>> Begin

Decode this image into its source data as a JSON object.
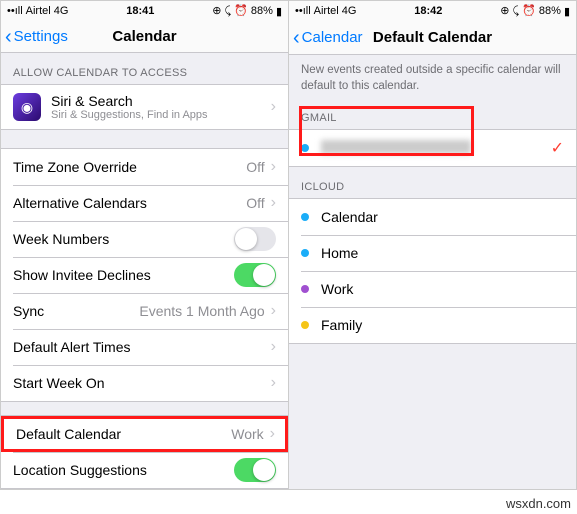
{
  "status": {
    "carrier": "Airtel",
    "network": "4G",
    "time_left": "18:41",
    "time_right": "18:42",
    "battery": "88%"
  },
  "left": {
    "back": "Settings",
    "title": "Calendar",
    "section1": "ALLOW CALENDAR TO ACCESS",
    "siri_title": "Siri & Search",
    "siri_sub": "Siri & Suggestions, Find in Apps",
    "rows": {
      "tzo": {
        "label": "Time Zone Override",
        "value": "Off"
      },
      "alt": {
        "label": "Alternative Calendars",
        "value": "Off"
      },
      "week": {
        "label": "Week Numbers"
      },
      "invitee": {
        "label": "Show Invitee Declines"
      },
      "sync": {
        "label": "Sync",
        "value": "Events 1 Month Ago"
      },
      "alert": {
        "label": "Default Alert Times"
      },
      "weekstart": {
        "label": "Start Week On"
      },
      "defcal": {
        "label": "Default Calendar",
        "value": "Work"
      },
      "loc": {
        "label": "Location Suggestions"
      }
    }
  },
  "right": {
    "back": "Calendar",
    "title": "Default Calendar",
    "desc": "New events created outside a specific calendar will default to this calendar.",
    "gmail_header": "GMAIL",
    "icloud_header": "ICLOUD",
    "icloud": {
      "calendar": "Calendar",
      "home": "Home",
      "work": "Work",
      "family": "Family"
    }
  },
  "watermark": "wsxdn.com"
}
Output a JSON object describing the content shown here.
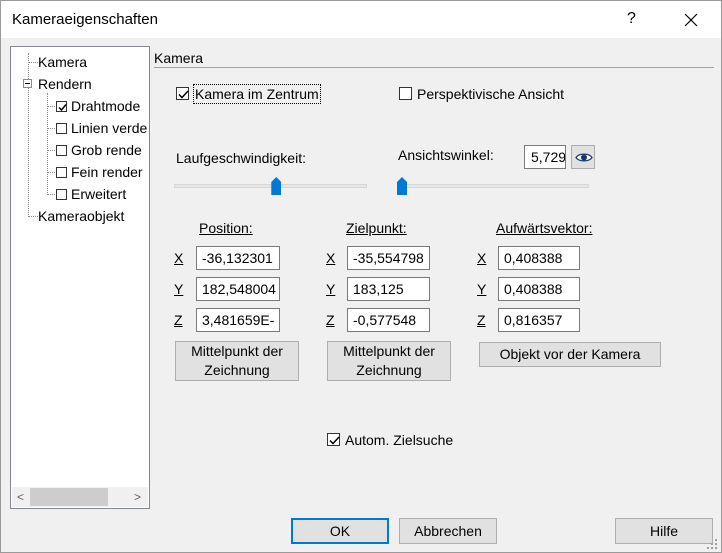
{
  "window": {
    "title": "Kameraeigenschaften",
    "help": "?",
    "icons": {
      "close": "close-icon",
      "help": "help-icon"
    }
  },
  "tree": {
    "items": [
      {
        "label": "Kamera"
      },
      {
        "label": "Rendern"
      },
      {
        "label": "Drahtmode",
        "checked": true
      },
      {
        "label": "Linien verde",
        "checked": false
      },
      {
        "label": "Grob rende",
        "checked": false
      },
      {
        "label": "Fein render",
        "checked": false
      },
      {
        "label": "Erweitert",
        "checked": false
      },
      {
        "label": "Kameraobjekt"
      }
    ],
    "scroll_left": "<",
    "scroll_right": ">"
  },
  "group": {
    "label": "Kamera"
  },
  "options": {
    "camera_center": {
      "label": "Kamera im Zentrum",
      "checked": true
    },
    "perspective": {
      "label": "Perspektivische Ansicht",
      "checked": false
    },
    "auto_target": {
      "label": "Autom. Zielsuche",
      "checked": true
    }
  },
  "speed": {
    "label": "Laufgeschwindigkeit:",
    "value_fraction": 0.53
  },
  "view_angle": {
    "label": "Ansichtswinkel:",
    "value": "5,729",
    "slider_fraction": 0.0,
    "eye_icon": "eye-icon"
  },
  "position": {
    "label": "Position:",
    "x": "-36,132301",
    "y": "182,548004",
    "z": "3,481659E-",
    "button": "Mittelpunkt der Zeichnung"
  },
  "target": {
    "label": "Zielpunkt:",
    "x": "-35,554798",
    "y": "183,125",
    "z": "-0,577548",
    "button": "Mittelpunkt der Zeichnung"
  },
  "up_vector": {
    "label": "Aufwärtsvektor:",
    "x": "0,408388",
    "y": "0,408388",
    "z": "0,816357",
    "button": "Objekt vor der Kamera"
  },
  "axes": {
    "x": "X",
    "y": "Y",
    "z": "Z"
  },
  "footer": {
    "ok": "OK",
    "cancel": "Abbrechen",
    "help": "Hilfe"
  }
}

>> End

WHAT YOU WILL DO: Copy out the entries verbatim and leave the images out.

RESPONSE TO THIS EXERCISE:
Decode this image into its source data as a JSON object.
{
  "status": {
    "carrier": "Airtel",
    "network": "4G",
    "time_left": "18:41",
    "time_right": "18:42",
    "battery": "88%"
  },
  "left": {
    "back": "Settings",
    "title": "Calendar",
    "section1": "ALLOW CALENDAR TO ACCESS",
    "siri_title": "Siri & Search",
    "siri_sub": "Siri & Suggestions, Find in Apps",
    "rows": {
      "tzo": {
        "label": "Time Zone Override",
        "value": "Off"
      },
      "alt": {
        "label": "Alternative Calendars",
        "value": "Off"
      },
      "week": {
        "label": "Week Numbers"
      },
      "invitee": {
        "label": "Show Invitee Declines"
      },
      "sync": {
        "label": "Sync",
        "value": "Events 1 Month Ago"
      },
      "alert": {
        "label": "Default Alert Times"
      },
      "weekstart": {
        "label": "Start Week On"
      },
      "defcal": {
        "label": "Default Calendar",
        "value": "Work"
      },
      "loc": {
        "label": "Location Suggestions"
      }
    }
  },
  "right": {
    "back": "Calendar",
    "title": "Default Calendar",
    "desc": "New events created outside a specific calendar will default to this calendar.",
    "gmail_header": "GMAIL",
    "icloud_header": "ICLOUD",
    "icloud": {
      "calendar": "Calendar",
      "home": "Home",
      "work": "Work",
      "family": "Family"
    }
  },
  "watermark": "wsxdn.com"
}
Output a JSON object describing the content shown here.
{
  "window": {
    "title": "Kameraeigenschaften",
    "help": "?",
    "icons": {
      "close": "close-icon",
      "help": "help-icon"
    }
  },
  "tree": {
    "items": [
      {
        "label": "Kamera"
      },
      {
        "label": "Rendern"
      },
      {
        "label": "Drahtmode",
        "checked": true
      },
      {
        "label": "Linien verde",
        "checked": false
      },
      {
        "label": "Grob rende",
        "checked": false
      },
      {
        "label": "Fein render",
        "checked": false
      },
      {
        "label": "Erweitert",
        "checked": false
      },
      {
        "label": "Kameraobjekt"
      }
    ],
    "scroll_left": "<",
    "scroll_right": ">"
  },
  "group": {
    "label": "Kamera"
  },
  "options": {
    "camera_center": {
      "label": "Kamera im Zentrum",
      "checked": true
    },
    "perspective": {
      "label": "Perspektivische Ansicht",
      "checked": false
    },
    "auto_target": {
      "label": "Autom. Zielsuche",
      "checked": true
    }
  },
  "speed": {
    "label": "Laufgeschwindigkeit:",
    "value_fraction": 0.53
  },
  "view_angle": {
    "label": "Ansichtswinkel:",
    "value": "5,729",
    "slider_fraction": 0.0,
    "eye_icon": "eye-icon"
  },
  "position": {
    "label": "Position:",
    "x": "-36,132301",
    "y": "182,548004",
    "z": "3,481659E-",
    "button": "Mittelpunkt der Zeichnung"
  },
  "target": {
    "label": "Zielpunkt:",
    "x": "-35,554798",
    "y": "183,125",
    "z": "-0,577548",
    "button": "Mittelpunkt der Zeichnung"
  },
  "up_vector": {
    "label": "Aufwärtsvektor:",
    "x": "0,408388",
    "y": "0,408388",
    "z": "0,816357",
    "button": "Objekt vor der Kamera"
  },
  "axes": {
    "x": "X",
    "y": "Y",
    "z": "Z"
  },
  "footer": {
    "ok": "OK",
    "cancel": "Abbrechen",
    "help": "Hilfe"
  }
}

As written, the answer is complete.